→ **Aim**
Skip the pictures. Repeat everything else in the records word for word.

___

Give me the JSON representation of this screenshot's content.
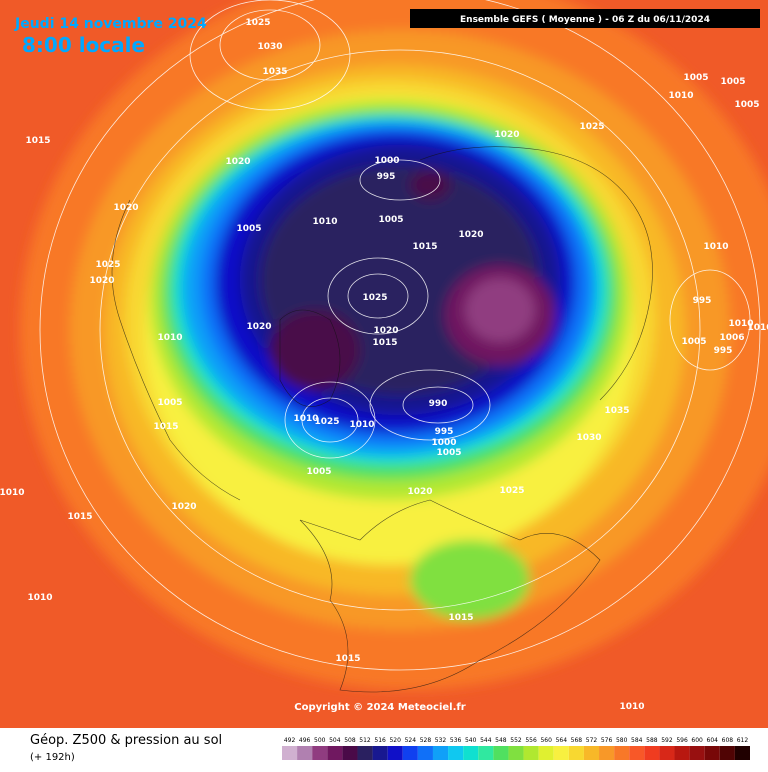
{
  "header": {
    "date": "Jeudi 14 novembre 2024",
    "time": "8:00 locale",
    "model": "Ensemble GEFS  ( Moyenne )  -  06 Z du 06/11/2024"
  },
  "isobar_labels": [
    "1025",
    "1030",
    "1035",
    "1015",
    "1020",
    "1000",
    "995",
    "1020",
    "1025",
    "1005",
    "1005",
    "1010",
    "1005",
    "1020",
    "1005",
    "1010",
    "1005",
    "1015",
    "1020",
    "1010",
    "1025",
    "1020",
    "995",
    "1025",
    "1020",
    "1020",
    "1015",
    "1010",
    "1010",
    "1005",
    "1006",
    "995",
    "1010",
    "990",
    "1005",
    "1035",
    "1015",
    "1010",
    "1025",
    "1010",
    "995",
    "1000",
    "1005",
    "1030",
    "1005",
    "1010",
    "1020",
    "1025",
    "1015",
    "1020",
    "1010",
    "1015",
    "1015",
    "1010"
  ],
  "copyright": "Copyright © 2024 Meteociel.fr",
  "legend": {
    "title": "Géop. Z500 & pression au sol",
    "lead": "(+ 192h)",
    "scale": [
      "492",
      "496",
      "500",
      "504",
      "508",
      "512",
      "516",
      "520",
      "524",
      "528",
      "532",
      "536",
      "540",
      "544",
      "548",
      "552",
      "556",
      "560",
      "564",
      "568",
      "572",
      "576",
      "580",
      "584",
      "588",
      "592",
      "596",
      "600",
      "604",
      "608",
      "612"
    ]
  }
}
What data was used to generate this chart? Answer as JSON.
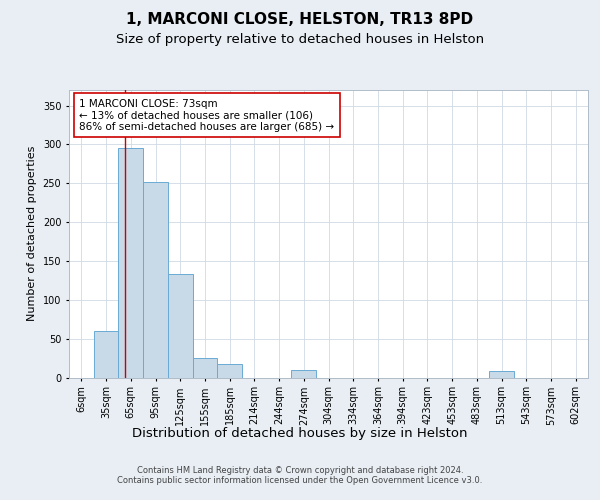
{
  "title": "1, MARCONI CLOSE, HELSTON, TR13 8PD",
  "subtitle": "Size of property relative to detached houses in Helston",
  "xlabel": "Distribution of detached houses by size in Helston",
  "ylabel": "Number of detached properties",
  "bar_labels": [
    "6sqm",
    "35sqm",
    "65sqm",
    "95sqm",
    "125sqm",
    "155sqm",
    "185sqm",
    "214sqm",
    "244sqm",
    "274sqm",
    "304sqm",
    "334sqm",
    "364sqm",
    "394sqm",
    "423sqm",
    "453sqm",
    "483sqm",
    "513sqm",
    "543sqm",
    "573sqm",
    "602sqm"
  ],
  "bar_values": [
    0,
    60,
    295,
    252,
    133,
    25,
    18,
    0,
    0,
    10,
    0,
    0,
    0,
    0,
    0,
    0,
    0,
    8,
    0,
    0,
    0
  ],
  "bar_color": "#c8d9e8",
  "bar_edge_color": "#6aaad4",
  "ylim": [
    0,
    370
  ],
  "red_line_x": 1.77,
  "annotation_text": "1 MARCONI CLOSE: 73sqm\n← 13% of detached houses are smaller (106)\n86% of semi-detached houses are larger (685) →",
  "annotation_box_color": "#ffffff",
  "annotation_box_edge_color": "#cc0000",
  "footer_text": "Contains HM Land Registry data © Crown copyright and database right 2024.\nContains public sector information licensed under the Open Government Licence v3.0.",
  "title_fontsize": 11,
  "subtitle_fontsize": 9.5,
  "ylabel_fontsize": 8,
  "xlabel_fontsize": 9.5,
  "tick_fontsize": 7,
  "annotation_fontsize": 7.5,
  "footer_fontsize": 6,
  "bg_color": "#e8eef4",
  "plot_bg_color": "#ffffff",
  "grid_color": "#d0dae4"
}
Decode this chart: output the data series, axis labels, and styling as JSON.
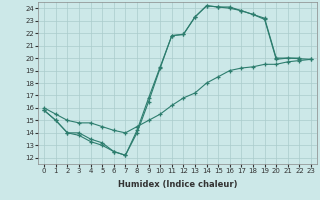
{
  "xlabel": "Humidex (Indice chaleur)",
  "ylabel": "",
  "xlim": [
    -0.5,
    23.5
  ],
  "ylim": [
    11.5,
    24.5
  ],
  "xticks": [
    0,
    1,
    2,
    3,
    4,
    5,
    6,
    7,
    8,
    9,
    10,
    11,
    12,
    13,
    14,
    15,
    16,
    17,
    18,
    19,
    20,
    21,
    22,
    23
  ],
  "yticks": [
    12,
    13,
    14,
    15,
    16,
    17,
    18,
    19,
    20,
    21,
    22,
    23,
    24
  ],
  "bg_color": "#cce8e8",
  "line_color": "#2d7d6e",
  "grid_color": "#aacccc",
  "line1_x": [
    0,
    1,
    2,
    3,
    4,
    5,
    6,
    7,
    8,
    9,
    10,
    11,
    12,
    13,
    14,
    15,
    16,
    17,
    18,
    19,
    20,
    22
  ],
  "line1_y": [
    15.8,
    15.0,
    14.0,
    14.0,
    13.5,
    13.2,
    12.5,
    12.2,
    14.2,
    16.8,
    19.3,
    21.8,
    21.9,
    23.3,
    24.2,
    24.1,
    24.1,
    23.8,
    23.5,
    23.2,
    20.0,
    20.0
  ],
  "line2_x": [
    0,
    1,
    2,
    3,
    4,
    5,
    6,
    7,
    8,
    9,
    10,
    11,
    12,
    13,
    14,
    15,
    16,
    17,
    18,
    19,
    20,
    21,
    22,
    23
  ],
  "line2_y": [
    15.8,
    15.0,
    14.0,
    13.8,
    13.3,
    13.0,
    12.5,
    12.2,
    14.0,
    16.5,
    19.2,
    21.8,
    21.9,
    23.3,
    24.2,
    24.1,
    24.0,
    23.8,
    23.5,
    23.1,
    19.9,
    20.0,
    19.95,
    19.9
  ],
  "line3_x": [
    0,
    1,
    2,
    3,
    4,
    5,
    6,
    7,
    8,
    9,
    10,
    11,
    12,
    13,
    14,
    15,
    16,
    17,
    18,
    19,
    20,
    21,
    22,
    23
  ],
  "line3_y": [
    16.0,
    15.5,
    15.0,
    14.8,
    14.8,
    14.5,
    14.2,
    14.0,
    14.5,
    15.0,
    15.5,
    16.2,
    16.8,
    17.2,
    18.0,
    18.5,
    19.0,
    19.2,
    19.3,
    19.5,
    19.5,
    19.7,
    19.8,
    19.9
  ],
  "tick_fontsize": 5.0,
  "xlabel_fontsize": 6.0
}
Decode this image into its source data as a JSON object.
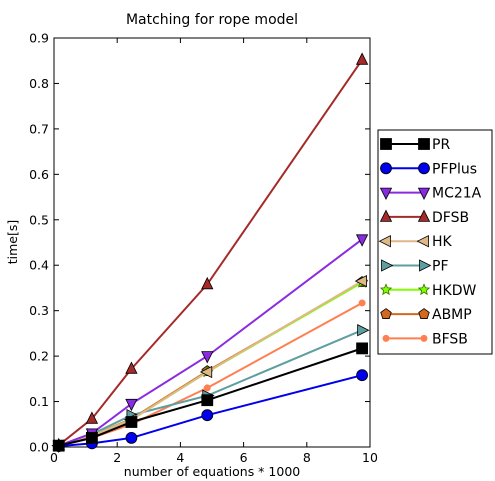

___

→ **Answer to the task**
Give me the JSON representation of this screenshot's content.
{
  "header": {
    "date": "Jeudi 14 novembre 2024",
    "time": "8:00 locale",
    "model": "Ensemble GEFS  ( Moyenne )  -  06 Z du 06/11/2024"
  },
  "isobar_labels": [
    "1025",
    "1030",
    "1035",
    "1015",
    "1020",
    "1000",
    "995",
    "1020",
    "1025",
    "1005",
    "1005",
    "1010",
    "1005",
    "1020",
    "1005",
    "1010",
    "1005",
    "1015",
    "1020",
    "1010",
    "1025",
    "1020",
    "995",
    "1025",
    "1020",
    "1020",
    "1015",
    "1010",
    "1010",
    "1005",
    "1006",
    "995",
    "1010",
    "990",
    "1005",
    "1035",
    "1015",
    "1010",
    "1025",
    "1010",
    "995",
    "1000",
    "1005",
    "1030",
    "1005",
    "1010",
    "1020",
    "1025",
    "1015",
    "1020",
    "1010",
    "1015",
    "1015",
    "1010"
  ],
  "copyright": "Copyright © 2024 Meteociel.fr",
  "legend": {
    "title": "Géop. Z500 & pression au sol",
    "lead": "(+ 192h)",
    "scale": [
      "492",
      "496",
      "500",
      "504",
      "508",
      "512",
      "516",
      "520",
      "524",
      "528",
      "532",
      "536",
      "540",
      "544",
      "548",
      "552",
      "556",
      "560",
      "564",
      "568",
      "572",
      "576",
      "580",
      "584",
      "588",
      "592",
      "596",
      "600",
      "604",
      "608",
      "612"
    ]
  }
}
What data was used to generate this chart? Answer as JSON.
{
  "title": "1, MARCONI CLOSE, HELSTON, TR13 8PD",
  "subtitle": "Size of property relative to detached houses in Helston",
  "xlabel": "Distribution of detached houses by size in Helston",
  "ylabel": "Number of detached properties",
  "bar_labels": [
    "6sqm",
    "35sqm",
    "65sqm",
    "95sqm",
    "125sqm",
    "155sqm",
    "185sqm",
    "214sqm",
    "244sqm",
    "274sqm",
    "304sqm",
    "334sqm",
    "364sqm",
    "394sqm",
    "423sqm",
    "453sqm",
    "483sqm",
    "513sqm",
    "543sqm",
    "573sqm",
    "602sqm"
  ],
  "bar_values": [
    0,
    60,
    295,
    252,
    133,
    25,
    18,
    0,
    0,
    10,
    0,
    0,
    0,
    0,
    0,
    0,
    0,
    8,
    0,
    0,
    0
  ],
  "bar_color": "#c8d9e8",
  "bar_edge_color": "#6aaad4",
  "ylim": [
    0,
    370
  ],
  "red_line_x": 1.77,
  "annotation_text": "1 MARCONI CLOSE: 73sqm\n← 13% of detached houses are smaller (106)\n86% of semi-detached houses are larger (685) →",
  "annotation_box_color": "#ffffff",
  "annotation_box_edge_color": "#cc0000",
  "footer_text": "Contains HM Land Registry data © Crown copyright and database right 2024.\nContains public sector information licensed under the Open Government Licence v3.0.",
  "title_fontsize": 11,
  "subtitle_fontsize": 9.5,
  "ylabel_fontsize": 8,
  "xlabel_fontsize": 9.5,
  "tick_fontsize": 7,
  "annotation_fontsize": 7.5,
  "footer_fontsize": 6,
  "bg_color": "#e8eef4",
  "plot_bg_color": "#ffffff",
  "grid_color": "#d0dae4"
}
Decode this chart: output the data series, axis labels, and styling as JSON.
{
  "xlabel": "Humidex (Indice chaleur)",
  "ylabel": "",
  "xlim": [
    -0.5,
    23.5
  ],
  "ylim": [
    11.5,
    24.5
  ],
  "xticks": [
    0,
    1,
    2,
    3,
    4,
    5,
    6,
    7,
    8,
    9,
    10,
    11,
    12,
    13,
    14,
    15,
    16,
    17,
    18,
    19,
    20,
    21,
    22,
    23
  ],
  "yticks": [
    12,
    13,
    14,
    15,
    16,
    17,
    18,
    19,
    20,
    21,
    22,
    23,
    24
  ],
  "bg_color": "#cce8e8",
  "line_color": "#2d7d6e",
  "grid_color": "#aacccc",
  "line1_x": [
    0,
    1,
    2,
    3,
    4,
    5,
    6,
    7,
    8,
    9,
    10,
    11,
    12,
    13,
    14,
    15,
    16,
    17,
    18,
    19,
    20,
    22
  ],
  "line1_y": [
    15.8,
    15.0,
    14.0,
    14.0,
    13.5,
    13.2,
    12.5,
    12.2,
    14.2,
    16.8,
    19.3,
    21.8,
    21.9,
    23.3,
    24.2,
    24.1,
    24.1,
    23.8,
    23.5,
    23.2,
    20.0,
    20.0
  ],
  "line2_x": [
    0,
    1,
    2,
    3,
    4,
    5,
    6,
    7,
    8,
    9,
    10,
    11,
    12,
    13,
    14,
    15,
    16,
    17,
    18,
    19,
    20,
    21,
    22,
    23
  ],
  "line2_y": [
    15.8,
    15.0,
    14.0,
    13.8,
    13.3,
    13.0,
    12.5,
    12.2,
    14.0,
    16.5,
    19.2,
    21.8,
    21.9,
    23.3,
    24.2,
    24.1,
    24.0,
    23.8,
    23.5,
    23.1,
    19.9,
    20.0,
    19.95,
    19.9
  ],
  "line3_x": [
    0,
    1,
    2,
    3,
    4,
    5,
    6,
    7,
    8,
    9,
    10,
    11,
    12,
    13,
    14,
    15,
    16,
    17,
    18,
    19,
    20,
    21,
    22,
    23
  ],
  "line3_y": [
    16.0,
    15.5,
    15.0,
    14.8,
    14.8,
    14.5,
    14.2,
    14.0,
    14.5,
    15.0,
    15.5,
    16.2,
    16.8,
    17.2,
    18.0,
    18.5,
    19.0,
    19.2,
    19.3,
    19.5,
    19.5,
    19.7,
    19.8,
    19.9
  ],
  "tick_fontsize": 5.0,
  "xlabel_fontsize": 6.0
}
Decode this image into its source data as a JSON object.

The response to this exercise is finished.